REGISTROS MOSTRADOS:
==============================

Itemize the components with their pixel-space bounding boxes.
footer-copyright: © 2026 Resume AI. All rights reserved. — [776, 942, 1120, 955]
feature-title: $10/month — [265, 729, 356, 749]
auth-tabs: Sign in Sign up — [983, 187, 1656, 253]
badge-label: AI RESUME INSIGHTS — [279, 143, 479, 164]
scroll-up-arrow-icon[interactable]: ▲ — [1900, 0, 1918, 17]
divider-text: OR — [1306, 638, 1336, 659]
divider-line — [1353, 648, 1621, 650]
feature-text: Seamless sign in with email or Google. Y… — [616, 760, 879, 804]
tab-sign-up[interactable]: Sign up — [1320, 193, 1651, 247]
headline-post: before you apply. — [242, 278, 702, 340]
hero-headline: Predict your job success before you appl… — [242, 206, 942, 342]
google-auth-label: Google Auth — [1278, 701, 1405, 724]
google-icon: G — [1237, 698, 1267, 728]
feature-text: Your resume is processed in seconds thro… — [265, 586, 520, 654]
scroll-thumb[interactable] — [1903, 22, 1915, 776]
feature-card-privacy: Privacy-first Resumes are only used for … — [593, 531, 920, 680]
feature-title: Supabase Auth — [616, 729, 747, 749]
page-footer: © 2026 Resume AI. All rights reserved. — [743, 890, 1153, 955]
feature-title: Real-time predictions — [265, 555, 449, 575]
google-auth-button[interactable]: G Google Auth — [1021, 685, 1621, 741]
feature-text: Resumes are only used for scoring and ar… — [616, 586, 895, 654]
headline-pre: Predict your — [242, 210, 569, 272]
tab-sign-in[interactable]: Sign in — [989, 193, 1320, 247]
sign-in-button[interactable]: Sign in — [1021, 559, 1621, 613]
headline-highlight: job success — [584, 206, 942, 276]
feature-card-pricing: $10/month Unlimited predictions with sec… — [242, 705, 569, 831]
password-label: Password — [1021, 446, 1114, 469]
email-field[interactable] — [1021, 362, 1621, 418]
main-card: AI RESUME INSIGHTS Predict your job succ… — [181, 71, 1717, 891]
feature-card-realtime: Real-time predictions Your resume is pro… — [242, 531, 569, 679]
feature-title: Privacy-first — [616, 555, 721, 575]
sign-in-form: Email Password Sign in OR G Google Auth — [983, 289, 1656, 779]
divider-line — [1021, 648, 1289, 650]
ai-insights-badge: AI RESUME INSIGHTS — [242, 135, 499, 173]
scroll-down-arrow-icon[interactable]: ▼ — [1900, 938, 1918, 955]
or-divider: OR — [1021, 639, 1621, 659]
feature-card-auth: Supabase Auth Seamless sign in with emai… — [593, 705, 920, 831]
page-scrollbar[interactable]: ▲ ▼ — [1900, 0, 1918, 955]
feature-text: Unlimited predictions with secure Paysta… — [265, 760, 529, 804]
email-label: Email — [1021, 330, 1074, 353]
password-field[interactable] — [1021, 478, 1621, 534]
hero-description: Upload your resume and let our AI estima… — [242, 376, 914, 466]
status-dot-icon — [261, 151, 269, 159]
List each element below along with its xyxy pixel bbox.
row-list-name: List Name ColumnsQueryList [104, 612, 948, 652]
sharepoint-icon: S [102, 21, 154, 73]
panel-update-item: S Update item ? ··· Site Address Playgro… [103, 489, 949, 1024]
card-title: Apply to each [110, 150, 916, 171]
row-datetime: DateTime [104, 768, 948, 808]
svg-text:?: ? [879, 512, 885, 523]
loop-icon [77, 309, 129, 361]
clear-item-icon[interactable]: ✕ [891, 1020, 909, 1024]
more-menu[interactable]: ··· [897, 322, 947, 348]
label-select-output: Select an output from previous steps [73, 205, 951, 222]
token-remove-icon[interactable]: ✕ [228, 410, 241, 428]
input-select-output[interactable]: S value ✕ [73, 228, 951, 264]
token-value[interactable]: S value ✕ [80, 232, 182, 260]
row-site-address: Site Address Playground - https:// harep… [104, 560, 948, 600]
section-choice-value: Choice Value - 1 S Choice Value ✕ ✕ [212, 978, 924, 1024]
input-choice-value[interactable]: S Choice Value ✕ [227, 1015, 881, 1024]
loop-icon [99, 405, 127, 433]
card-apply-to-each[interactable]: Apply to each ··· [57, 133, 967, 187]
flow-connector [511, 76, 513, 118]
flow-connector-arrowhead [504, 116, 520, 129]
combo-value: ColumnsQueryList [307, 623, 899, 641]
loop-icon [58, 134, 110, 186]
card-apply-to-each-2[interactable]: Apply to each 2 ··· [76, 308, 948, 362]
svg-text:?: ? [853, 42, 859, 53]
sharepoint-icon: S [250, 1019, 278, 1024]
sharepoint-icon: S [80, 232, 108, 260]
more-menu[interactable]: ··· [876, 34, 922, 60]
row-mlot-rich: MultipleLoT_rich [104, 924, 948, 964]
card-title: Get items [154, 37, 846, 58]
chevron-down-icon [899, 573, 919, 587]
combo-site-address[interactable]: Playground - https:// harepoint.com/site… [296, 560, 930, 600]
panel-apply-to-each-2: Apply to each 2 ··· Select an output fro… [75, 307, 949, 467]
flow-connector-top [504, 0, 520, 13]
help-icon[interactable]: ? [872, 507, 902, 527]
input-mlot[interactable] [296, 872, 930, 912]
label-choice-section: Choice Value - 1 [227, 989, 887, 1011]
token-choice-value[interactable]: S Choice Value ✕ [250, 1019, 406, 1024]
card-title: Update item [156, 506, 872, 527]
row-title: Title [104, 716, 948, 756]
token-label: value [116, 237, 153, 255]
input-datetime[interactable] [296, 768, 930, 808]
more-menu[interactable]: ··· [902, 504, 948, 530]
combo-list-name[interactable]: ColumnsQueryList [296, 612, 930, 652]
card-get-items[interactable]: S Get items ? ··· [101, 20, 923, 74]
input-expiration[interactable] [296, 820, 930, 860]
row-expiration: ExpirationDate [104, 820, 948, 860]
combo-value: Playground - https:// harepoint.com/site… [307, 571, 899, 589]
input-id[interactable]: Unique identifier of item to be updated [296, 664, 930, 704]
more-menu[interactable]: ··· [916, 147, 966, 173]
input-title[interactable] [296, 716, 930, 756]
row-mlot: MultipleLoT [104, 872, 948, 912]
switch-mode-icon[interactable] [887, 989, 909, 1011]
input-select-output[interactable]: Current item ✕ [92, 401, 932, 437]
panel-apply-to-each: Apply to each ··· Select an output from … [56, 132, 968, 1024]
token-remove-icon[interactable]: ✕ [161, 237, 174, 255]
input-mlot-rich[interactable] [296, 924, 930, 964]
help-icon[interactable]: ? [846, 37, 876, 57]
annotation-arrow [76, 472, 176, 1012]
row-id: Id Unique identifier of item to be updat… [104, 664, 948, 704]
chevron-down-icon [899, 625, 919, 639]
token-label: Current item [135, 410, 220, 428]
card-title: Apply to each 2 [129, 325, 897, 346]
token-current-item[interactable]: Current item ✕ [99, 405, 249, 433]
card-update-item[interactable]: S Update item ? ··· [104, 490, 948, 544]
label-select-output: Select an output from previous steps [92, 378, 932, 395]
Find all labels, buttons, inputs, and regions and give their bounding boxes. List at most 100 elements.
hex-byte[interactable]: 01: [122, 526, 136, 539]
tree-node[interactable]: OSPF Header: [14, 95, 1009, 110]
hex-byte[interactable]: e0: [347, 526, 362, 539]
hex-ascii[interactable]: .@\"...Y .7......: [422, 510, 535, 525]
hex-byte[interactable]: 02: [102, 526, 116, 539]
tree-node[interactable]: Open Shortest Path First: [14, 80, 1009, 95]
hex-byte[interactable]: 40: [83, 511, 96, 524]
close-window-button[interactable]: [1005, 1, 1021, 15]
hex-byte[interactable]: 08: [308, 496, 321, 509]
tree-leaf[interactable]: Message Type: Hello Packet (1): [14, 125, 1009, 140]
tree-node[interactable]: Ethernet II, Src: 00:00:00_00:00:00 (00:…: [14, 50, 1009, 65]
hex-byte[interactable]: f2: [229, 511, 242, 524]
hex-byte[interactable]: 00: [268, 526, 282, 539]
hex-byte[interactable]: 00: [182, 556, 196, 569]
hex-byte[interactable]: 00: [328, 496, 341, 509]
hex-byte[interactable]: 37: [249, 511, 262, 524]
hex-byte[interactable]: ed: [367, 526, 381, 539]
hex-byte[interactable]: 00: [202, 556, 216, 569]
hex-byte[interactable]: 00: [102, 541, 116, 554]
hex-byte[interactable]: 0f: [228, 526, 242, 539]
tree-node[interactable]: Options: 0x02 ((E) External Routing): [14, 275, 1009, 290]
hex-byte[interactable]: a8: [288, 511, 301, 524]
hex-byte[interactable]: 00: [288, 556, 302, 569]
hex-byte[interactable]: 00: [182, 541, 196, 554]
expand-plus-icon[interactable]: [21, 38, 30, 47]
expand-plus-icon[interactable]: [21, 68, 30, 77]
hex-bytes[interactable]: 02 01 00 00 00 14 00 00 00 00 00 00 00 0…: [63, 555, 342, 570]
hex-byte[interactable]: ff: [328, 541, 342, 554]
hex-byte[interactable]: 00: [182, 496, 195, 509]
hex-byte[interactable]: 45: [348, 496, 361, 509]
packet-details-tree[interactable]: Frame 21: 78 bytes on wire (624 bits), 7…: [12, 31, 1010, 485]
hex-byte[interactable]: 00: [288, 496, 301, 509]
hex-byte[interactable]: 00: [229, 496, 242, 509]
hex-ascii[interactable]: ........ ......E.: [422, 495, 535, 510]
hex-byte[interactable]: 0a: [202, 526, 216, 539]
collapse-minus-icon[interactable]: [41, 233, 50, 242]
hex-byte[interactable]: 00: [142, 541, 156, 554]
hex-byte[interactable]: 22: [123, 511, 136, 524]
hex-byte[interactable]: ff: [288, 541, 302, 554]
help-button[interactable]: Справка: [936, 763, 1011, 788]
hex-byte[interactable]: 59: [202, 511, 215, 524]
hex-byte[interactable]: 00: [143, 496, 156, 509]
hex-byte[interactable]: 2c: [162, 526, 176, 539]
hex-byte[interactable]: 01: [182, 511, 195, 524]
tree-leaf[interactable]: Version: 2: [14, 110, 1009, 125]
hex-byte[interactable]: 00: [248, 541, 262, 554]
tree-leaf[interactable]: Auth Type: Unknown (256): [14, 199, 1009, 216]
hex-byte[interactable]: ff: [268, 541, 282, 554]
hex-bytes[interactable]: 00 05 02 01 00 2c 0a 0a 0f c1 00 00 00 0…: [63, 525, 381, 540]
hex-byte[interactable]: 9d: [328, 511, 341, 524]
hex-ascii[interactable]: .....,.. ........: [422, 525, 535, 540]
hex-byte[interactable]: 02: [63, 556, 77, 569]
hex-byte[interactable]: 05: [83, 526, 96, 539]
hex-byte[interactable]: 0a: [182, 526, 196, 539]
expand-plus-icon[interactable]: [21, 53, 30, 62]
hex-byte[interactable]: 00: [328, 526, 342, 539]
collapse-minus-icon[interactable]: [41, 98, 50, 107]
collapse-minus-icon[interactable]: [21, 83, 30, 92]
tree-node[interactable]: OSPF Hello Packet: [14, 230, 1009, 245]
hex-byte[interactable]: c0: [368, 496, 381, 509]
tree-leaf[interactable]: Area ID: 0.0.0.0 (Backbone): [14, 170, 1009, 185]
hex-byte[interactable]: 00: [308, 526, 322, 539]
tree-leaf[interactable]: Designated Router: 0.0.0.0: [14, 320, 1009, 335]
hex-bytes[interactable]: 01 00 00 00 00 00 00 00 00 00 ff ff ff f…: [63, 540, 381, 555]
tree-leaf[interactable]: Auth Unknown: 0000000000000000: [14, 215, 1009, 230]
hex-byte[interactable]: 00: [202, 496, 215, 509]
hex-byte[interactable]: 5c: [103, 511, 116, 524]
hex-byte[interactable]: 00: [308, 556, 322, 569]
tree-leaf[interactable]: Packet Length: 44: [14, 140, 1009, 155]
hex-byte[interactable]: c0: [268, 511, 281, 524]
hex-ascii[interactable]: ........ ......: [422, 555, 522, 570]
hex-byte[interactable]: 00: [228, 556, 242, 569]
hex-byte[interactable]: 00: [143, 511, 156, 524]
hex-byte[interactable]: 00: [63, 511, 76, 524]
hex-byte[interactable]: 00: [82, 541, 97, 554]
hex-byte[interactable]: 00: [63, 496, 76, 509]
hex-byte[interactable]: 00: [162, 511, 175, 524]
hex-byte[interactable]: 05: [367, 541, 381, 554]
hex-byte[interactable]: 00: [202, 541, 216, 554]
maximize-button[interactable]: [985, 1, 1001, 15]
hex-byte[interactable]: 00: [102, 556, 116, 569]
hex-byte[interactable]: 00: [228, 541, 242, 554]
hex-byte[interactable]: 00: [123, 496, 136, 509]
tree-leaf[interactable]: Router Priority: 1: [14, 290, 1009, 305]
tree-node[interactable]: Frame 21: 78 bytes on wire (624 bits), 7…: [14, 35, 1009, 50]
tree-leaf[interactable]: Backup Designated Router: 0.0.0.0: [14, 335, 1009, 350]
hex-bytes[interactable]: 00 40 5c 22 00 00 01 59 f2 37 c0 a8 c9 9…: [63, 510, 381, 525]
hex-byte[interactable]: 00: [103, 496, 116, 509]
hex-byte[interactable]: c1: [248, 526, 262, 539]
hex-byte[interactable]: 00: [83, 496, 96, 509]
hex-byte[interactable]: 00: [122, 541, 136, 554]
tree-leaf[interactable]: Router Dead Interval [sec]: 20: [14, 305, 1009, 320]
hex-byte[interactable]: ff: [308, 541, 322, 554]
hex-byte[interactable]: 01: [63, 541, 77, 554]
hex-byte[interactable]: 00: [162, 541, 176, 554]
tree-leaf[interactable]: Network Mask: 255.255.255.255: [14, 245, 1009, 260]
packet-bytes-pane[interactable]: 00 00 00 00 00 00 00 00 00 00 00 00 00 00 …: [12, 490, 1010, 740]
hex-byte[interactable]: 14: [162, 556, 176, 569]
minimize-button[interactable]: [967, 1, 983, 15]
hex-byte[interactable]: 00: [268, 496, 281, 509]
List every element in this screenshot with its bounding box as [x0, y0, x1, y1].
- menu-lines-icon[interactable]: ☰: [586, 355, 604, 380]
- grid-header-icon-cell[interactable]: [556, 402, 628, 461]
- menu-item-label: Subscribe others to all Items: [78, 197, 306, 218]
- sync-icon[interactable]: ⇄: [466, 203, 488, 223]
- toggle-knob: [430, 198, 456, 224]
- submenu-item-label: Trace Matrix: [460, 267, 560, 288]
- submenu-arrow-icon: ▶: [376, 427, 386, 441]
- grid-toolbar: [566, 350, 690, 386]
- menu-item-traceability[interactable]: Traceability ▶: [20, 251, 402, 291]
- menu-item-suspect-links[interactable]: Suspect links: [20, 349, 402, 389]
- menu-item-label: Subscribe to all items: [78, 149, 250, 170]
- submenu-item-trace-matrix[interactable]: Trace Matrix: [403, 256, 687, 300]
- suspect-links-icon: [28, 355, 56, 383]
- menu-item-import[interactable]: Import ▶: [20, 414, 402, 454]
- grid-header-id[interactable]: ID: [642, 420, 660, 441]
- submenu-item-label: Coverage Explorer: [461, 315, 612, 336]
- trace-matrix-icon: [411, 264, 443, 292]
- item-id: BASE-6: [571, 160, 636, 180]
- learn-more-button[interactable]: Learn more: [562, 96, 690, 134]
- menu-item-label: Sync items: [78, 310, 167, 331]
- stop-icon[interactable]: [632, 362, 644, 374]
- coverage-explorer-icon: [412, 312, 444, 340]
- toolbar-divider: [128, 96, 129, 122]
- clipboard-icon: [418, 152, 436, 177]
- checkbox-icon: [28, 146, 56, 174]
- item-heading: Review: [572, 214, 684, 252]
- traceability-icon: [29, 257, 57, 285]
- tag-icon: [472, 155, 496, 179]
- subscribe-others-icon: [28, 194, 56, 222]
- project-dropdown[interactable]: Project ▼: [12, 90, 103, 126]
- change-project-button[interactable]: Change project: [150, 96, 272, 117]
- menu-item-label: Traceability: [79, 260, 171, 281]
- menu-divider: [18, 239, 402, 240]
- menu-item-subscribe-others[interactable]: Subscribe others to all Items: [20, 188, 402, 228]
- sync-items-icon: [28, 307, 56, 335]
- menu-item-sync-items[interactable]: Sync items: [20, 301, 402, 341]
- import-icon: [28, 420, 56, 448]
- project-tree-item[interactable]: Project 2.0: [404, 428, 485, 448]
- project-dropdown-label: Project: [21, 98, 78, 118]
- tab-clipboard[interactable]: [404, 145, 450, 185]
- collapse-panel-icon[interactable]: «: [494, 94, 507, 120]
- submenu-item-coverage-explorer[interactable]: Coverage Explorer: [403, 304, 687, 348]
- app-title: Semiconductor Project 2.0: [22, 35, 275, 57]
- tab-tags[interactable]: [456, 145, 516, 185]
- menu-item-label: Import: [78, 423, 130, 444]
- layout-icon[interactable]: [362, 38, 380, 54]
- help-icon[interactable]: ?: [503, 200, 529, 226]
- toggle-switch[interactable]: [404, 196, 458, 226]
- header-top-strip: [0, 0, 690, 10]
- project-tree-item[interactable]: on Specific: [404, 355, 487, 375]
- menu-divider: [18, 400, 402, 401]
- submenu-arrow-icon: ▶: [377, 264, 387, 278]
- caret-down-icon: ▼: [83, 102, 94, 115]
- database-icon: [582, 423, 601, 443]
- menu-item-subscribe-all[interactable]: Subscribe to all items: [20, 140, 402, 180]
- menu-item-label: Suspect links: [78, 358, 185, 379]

==============================

TAREA INDICADA:
Convierte en una lista numerada las líneas que van desde la primera hasta la que contiene "google-icon: G — [1237, 698, 1267, 728]", ambas incluidas. Omite las líneas en blanco.

SALIDA COMPLETA:
1. Itemize the components with their pixel-space bounding boxes.
2. footer-copyright: © 2026 Resume AI. All rights reserved. — [776, 942, 1120, 955]
3. feature-title: $10/month — [265, 729, 356, 749]
4. auth-tabs: Sign in Sign up — [983, 187, 1656, 253]
5. badge-label: AI RESUME INSIGHTS — [279, 143, 479, 164]
6. scroll-up-arrow-icon[interactable]: ▲ — [1900, 0, 1918, 17]
7. divider-text: OR — [1306, 638, 1336, 659]
8. divider-line — [1353, 648, 1621, 650]
9. feature-text: Seamless sign in with email or Google. Y… — [616, 760, 879, 804]
10. tab-sign-up[interactable]: Sign up — [1320, 193, 1651, 247]
11. headline-post: before you apply. — [242, 278, 702, 340]
12. hero-headline: Predict your job success before you appl… — [242, 206, 942, 342]
13. google-auth-label: Google Auth — [1278, 701, 1405, 724]
14. google-icon: G — [1237, 698, 1267, 728]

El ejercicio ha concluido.